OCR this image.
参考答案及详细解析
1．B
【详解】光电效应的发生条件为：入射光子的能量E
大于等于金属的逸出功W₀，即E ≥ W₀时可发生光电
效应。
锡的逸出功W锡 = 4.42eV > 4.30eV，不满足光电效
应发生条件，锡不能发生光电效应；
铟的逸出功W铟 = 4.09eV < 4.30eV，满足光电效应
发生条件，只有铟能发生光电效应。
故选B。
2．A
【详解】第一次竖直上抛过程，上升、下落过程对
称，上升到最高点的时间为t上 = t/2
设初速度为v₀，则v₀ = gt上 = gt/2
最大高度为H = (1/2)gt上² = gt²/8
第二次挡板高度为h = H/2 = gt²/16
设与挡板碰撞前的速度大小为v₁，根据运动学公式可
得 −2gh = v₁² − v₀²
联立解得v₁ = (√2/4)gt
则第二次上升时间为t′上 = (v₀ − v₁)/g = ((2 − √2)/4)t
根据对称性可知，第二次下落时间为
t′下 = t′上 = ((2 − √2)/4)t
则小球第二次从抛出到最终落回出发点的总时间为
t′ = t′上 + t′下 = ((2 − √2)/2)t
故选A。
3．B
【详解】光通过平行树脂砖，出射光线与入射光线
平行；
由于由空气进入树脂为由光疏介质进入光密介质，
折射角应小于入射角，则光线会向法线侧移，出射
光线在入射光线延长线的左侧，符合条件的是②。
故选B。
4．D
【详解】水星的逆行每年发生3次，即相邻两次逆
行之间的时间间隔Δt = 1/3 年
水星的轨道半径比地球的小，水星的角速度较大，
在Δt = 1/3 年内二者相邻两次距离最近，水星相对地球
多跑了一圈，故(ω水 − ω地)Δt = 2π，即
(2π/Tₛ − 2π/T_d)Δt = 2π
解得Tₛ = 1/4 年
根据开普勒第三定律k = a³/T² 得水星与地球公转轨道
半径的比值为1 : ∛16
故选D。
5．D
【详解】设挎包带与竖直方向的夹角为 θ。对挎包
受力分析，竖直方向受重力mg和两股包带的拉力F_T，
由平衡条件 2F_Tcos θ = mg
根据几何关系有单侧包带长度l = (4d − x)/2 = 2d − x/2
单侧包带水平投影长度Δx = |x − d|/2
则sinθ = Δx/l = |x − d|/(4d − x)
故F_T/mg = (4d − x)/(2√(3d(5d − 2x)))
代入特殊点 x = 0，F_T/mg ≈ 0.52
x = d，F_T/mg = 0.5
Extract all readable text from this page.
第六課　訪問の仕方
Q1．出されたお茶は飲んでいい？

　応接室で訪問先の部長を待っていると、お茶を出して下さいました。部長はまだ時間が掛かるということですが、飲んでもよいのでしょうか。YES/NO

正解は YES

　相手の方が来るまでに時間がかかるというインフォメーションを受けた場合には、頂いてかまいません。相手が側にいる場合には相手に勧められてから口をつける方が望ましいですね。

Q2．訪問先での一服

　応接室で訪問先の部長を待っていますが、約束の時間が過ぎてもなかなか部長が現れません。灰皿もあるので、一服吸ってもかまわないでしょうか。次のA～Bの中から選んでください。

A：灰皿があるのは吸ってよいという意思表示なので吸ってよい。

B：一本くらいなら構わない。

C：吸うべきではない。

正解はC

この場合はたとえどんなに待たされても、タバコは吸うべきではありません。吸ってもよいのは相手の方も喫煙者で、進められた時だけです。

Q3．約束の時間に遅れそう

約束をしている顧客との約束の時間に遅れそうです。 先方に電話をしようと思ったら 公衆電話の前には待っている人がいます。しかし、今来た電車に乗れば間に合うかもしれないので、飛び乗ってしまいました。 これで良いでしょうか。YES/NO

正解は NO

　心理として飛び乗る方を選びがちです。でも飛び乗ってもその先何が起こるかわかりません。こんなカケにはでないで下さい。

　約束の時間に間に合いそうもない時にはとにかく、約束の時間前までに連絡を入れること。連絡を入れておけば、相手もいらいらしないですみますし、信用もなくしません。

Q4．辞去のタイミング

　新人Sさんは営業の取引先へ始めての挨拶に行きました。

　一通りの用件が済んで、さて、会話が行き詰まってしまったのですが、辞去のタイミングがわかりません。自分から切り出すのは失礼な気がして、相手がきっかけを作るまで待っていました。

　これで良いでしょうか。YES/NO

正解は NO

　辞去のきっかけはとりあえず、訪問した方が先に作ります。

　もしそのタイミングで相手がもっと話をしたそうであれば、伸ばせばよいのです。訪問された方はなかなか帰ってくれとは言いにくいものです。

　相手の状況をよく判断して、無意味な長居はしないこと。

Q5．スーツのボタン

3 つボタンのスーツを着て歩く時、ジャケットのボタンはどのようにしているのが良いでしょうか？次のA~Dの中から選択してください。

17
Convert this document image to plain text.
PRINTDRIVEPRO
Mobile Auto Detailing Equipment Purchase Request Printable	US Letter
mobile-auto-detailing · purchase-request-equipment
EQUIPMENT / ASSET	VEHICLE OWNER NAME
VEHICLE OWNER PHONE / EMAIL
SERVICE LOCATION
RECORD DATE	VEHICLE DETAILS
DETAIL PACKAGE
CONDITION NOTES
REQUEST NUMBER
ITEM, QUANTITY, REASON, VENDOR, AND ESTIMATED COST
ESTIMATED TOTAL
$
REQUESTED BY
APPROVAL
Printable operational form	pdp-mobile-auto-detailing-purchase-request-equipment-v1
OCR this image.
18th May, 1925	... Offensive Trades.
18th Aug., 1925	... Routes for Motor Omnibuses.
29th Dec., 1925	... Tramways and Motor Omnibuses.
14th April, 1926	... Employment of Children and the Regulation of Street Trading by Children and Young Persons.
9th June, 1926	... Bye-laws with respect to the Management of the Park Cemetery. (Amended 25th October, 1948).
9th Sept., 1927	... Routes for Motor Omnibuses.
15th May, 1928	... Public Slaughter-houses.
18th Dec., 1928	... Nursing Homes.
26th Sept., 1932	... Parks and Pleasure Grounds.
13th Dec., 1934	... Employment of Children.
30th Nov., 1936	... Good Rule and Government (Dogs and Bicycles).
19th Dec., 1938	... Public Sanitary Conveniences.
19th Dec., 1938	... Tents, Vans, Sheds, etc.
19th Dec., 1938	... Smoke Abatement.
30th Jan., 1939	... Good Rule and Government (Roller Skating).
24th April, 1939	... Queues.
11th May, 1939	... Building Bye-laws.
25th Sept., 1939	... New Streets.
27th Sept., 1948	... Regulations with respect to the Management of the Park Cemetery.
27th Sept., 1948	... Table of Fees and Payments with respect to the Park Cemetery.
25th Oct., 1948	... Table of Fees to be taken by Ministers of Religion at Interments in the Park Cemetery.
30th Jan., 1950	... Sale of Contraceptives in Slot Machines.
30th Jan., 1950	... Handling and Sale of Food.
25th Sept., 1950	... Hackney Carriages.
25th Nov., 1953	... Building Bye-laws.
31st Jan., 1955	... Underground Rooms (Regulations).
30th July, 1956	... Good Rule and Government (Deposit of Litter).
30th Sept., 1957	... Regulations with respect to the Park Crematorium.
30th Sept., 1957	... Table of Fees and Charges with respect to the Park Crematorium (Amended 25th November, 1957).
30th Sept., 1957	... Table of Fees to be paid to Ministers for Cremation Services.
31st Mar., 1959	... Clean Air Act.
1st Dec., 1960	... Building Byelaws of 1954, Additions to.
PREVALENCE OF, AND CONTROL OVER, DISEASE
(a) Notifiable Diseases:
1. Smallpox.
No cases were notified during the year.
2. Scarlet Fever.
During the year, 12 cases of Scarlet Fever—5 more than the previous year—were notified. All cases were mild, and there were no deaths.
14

== Problem requirements ==
Write the number of lines containing the word "Amended" and nothing besides it.

== Result of this task ==
2